▶ [STORED RECORDS]

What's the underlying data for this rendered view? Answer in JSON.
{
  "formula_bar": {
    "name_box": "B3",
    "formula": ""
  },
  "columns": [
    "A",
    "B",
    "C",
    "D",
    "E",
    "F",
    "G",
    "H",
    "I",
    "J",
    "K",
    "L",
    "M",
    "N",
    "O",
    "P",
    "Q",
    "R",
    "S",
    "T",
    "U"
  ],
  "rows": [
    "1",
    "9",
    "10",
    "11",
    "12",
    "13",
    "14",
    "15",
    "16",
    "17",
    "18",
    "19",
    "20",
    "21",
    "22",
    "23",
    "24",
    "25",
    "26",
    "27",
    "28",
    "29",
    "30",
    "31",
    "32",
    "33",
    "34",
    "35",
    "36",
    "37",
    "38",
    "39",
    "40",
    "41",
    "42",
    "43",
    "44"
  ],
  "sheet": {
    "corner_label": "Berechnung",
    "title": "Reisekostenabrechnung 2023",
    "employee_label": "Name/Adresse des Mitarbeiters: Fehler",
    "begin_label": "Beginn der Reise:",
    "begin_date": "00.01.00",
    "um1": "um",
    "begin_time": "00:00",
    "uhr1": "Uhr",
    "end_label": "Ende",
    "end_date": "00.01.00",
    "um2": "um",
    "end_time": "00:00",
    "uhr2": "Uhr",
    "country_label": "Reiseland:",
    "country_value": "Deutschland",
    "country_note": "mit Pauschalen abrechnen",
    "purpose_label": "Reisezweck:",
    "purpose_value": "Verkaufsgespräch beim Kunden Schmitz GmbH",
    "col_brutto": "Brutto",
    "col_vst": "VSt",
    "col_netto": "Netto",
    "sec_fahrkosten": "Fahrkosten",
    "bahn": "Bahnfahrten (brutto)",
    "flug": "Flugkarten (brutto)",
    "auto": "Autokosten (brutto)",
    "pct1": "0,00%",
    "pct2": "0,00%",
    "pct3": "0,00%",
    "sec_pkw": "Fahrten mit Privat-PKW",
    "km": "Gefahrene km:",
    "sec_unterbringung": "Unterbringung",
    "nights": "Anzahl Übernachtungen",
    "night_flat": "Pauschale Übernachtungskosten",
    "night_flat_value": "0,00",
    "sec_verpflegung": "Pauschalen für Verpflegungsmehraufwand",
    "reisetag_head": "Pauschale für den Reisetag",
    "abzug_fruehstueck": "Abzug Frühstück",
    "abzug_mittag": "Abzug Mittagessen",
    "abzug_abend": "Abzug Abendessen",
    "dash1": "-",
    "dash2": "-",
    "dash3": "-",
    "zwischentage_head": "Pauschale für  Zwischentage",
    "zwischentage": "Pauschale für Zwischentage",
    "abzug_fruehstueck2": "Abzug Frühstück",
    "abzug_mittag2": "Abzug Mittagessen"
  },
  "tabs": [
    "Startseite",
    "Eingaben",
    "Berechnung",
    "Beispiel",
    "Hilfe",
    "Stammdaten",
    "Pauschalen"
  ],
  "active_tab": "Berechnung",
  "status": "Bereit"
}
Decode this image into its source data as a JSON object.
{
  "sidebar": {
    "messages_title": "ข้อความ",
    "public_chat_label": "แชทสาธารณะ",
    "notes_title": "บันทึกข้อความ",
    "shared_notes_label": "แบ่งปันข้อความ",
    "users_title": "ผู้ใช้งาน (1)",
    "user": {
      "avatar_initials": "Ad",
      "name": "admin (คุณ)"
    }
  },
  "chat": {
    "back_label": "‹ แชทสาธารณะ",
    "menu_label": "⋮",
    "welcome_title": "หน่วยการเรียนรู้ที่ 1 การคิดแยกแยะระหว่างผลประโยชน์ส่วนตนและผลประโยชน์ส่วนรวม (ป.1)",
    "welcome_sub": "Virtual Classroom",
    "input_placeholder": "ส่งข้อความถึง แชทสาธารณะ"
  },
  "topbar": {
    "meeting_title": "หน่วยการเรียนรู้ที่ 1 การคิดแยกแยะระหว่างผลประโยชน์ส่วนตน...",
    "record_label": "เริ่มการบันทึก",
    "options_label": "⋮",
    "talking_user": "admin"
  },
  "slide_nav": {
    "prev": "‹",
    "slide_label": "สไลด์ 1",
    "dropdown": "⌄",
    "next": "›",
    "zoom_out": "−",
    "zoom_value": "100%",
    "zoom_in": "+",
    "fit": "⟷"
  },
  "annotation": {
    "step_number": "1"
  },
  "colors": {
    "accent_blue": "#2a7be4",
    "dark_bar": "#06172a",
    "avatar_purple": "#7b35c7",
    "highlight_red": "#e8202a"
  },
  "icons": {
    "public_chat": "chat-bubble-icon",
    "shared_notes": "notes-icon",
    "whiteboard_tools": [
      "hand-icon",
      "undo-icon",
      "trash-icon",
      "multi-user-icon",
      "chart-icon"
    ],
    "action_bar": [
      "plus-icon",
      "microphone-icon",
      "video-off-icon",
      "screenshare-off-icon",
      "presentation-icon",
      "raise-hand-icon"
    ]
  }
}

▶ [TO BE DONE] Print back all the lines verbatim.

▶ [PROBLEM SOLUTION]
What's the underlying data for this rendered view? Answer in JSON.
{
  "formula_bar": {
    "name_box": "B3",
    "formula": ""
  },
  "columns": [
    "A",
    "B",
    "C",
    "D",
    "E",
    "F",
    "G",
    "H",
    "I",
    "J",
    "K",
    "L",
    "M",
    "N",
    "O",
    "P",
    "Q",
    "R",
    "S",
    "T",
    "U"
  ],
  "rows": [
    "1",
    "9",
    "10",
    "11",
    "12",
    "13",
    "14",
    "15",
    "16",
    "17",
    "18",
    "19",
    "20",
    "21",
    "22",
    "23",
    "24",
    "25",
    "26",
    "27",
    "28",
    "29",
    "30",
    "31",
    "32",
    "33",
    "34",
    "35",
    "36",
    "37",
    "38",
    "39",
    "40",
    "41",
    "42",
    "43",
    "44"
  ],
  "sheet": {
    "corner_label": "Berechnung",
    "title": "Reisekostenabrechnung 2023",
    "employee_label": "Name/Adresse des Mitarbeiters: Fehler",
    "begin_label": "Beginn der Reise:",
    "begin_date": "00.01.00",
    "um1": "um",
    "begin_time": "00:00",
    "uhr1": "Uhr",
    "end_label": "Ende",
    "end_date": "00.01.00",
    "um2": "um",
    "end_time": "00:00",
    "uhr2": "Uhr",
    "country_label": "Reiseland:",
    "country_value": "Deutschland",
    "country_note": "mit Pauschalen abrechnen",
    "purpose_label": "Reisezweck:",
    "purpose_value": "Verkaufsgespräch beim Kunden Schmitz GmbH",
    "col_brutto": "Brutto",
    "col_vst": "VSt",
    "col_netto": "Netto",
    "sec_fahrkosten": "Fahrkosten",
    "bahn": "Bahnfahrten (brutto)",
    "flug": "Flugkarten (brutto)",
    "auto": "Autokosten (brutto)",
    "pct1": "0,00%",
    "pct2": "0,00%",
    "pct3": "0,00%",
    "sec_pkw": "Fahrten mit Privat-PKW",
    "km": "Gefahrene km:",
    "sec_unterbringung": "Unterbringung",
    "nights": "Anzahl Übernachtungen",
    "night_flat": "Pauschale Übernachtungskosten",
    "night_flat_value": "0,00",
    "sec_verpflegung": "Pauschalen für Verpflegungsmehraufwand",
    "reisetag_head": "Pauschale für den Reisetag",
    "abzug_fruehstueck": "Abzug Frühstück",
    "abzug_mittag": "Abzug Mittagessen",
    "abzug_abend": "Abzug Abendessen",
    "dash1": "-",
    "dash2": "-",
    "dash3": "-",
    "zwischentage_head": "Pauschale für  Zwischentage",
    "zwischentage": "Pauschale für Zwischentage",
    "abzug_fruehstueck2": "Abzug Frühstück",
    "abzug_mittag2": "Abzug Mittagessen"
  },
  "tabs": [
    "Startseite",
    "Eingaben",
    "Berechnung",
    "Beispiel",
    "Hilfe",
    "Stammdaten",
    "Pauschalen"
  ],
  "active_tab": "Berechnung",
  "status": "Bereit"
}
Decode this image into its source data as a JSON object.
{
  "sidebar": {
    "messages_title": "ข้อความ",
    "public_chat_label": "แชทสาธารณะ",
    "notes_title": "บันทึกข้อความ",
    "shared_notes_label": "แบ่งปันข้อความ",
    "users_title": "ผู้ใช้งาน (1)",
    "user": {
      "avatar_initials": "Ad",
      "name": "admin (คุณ)"
    }
  },
  "chat": {
    "back_label": "‹ แชทสาธารณะ",
    "menu_label": "⋮",
    "welcome_title": "หน่วยการเรียนรู้ที่ 1 การคิดแยกแยะระหว่างผลประโยชน์ส่วนตนและผลประโยชน์ส่วนรวม (ป.1)",
    "welcome_sub": "Virtual Classroom",
    "input_placeholder": "ส่งข้อความถึง แชทสาธารณะ"
  },
  "topbar": {
    "meeting_title": "หน่วยการเรียนรู้ที่ 1 การคิดแยกแยะระหว่างผลประโยชน์ส่วนตน...",
    "record_label": "เริ่มการบันทึก",
    "options_label": "⋮",
    "talking_user": "admin"
  },
  "slide_nav": {
    "prev": "‹",
    "slide_label": "สไลด์ 1",
    "dropdown": "⌄",
    "next": "›",
    "zoom_out": "−",
    "zoom_value": "100%",
    "zoom_in": "+",
    "fit": "⟷"
  },
  "annotation": {
    "step_number": "1"
  },
  "colors": {
    "accent_blue": "#2a7be4",
    "dark_bar": "#06172a",
    "avatar_purple": "#7b35c7",
    "highlight_red": "#e8202a"
  },
  "icons": {
    "public_chat": "chat-bubble-icon",
    "shared_notes": "notes-icon",
    "whiteboard_tools": [
      "hand-icon",
      "undo-icon",
      "trash-icon",
      "multi-user-icon",
      "chart-icon"
    ],
    "action_bar": [
      "plus-icon",
      "microphone-icon",
      "video-off-icon",
      "screenshare-off-icon",
      "presentation-icon",
      "raise-hand-icon"
    ]
  }
}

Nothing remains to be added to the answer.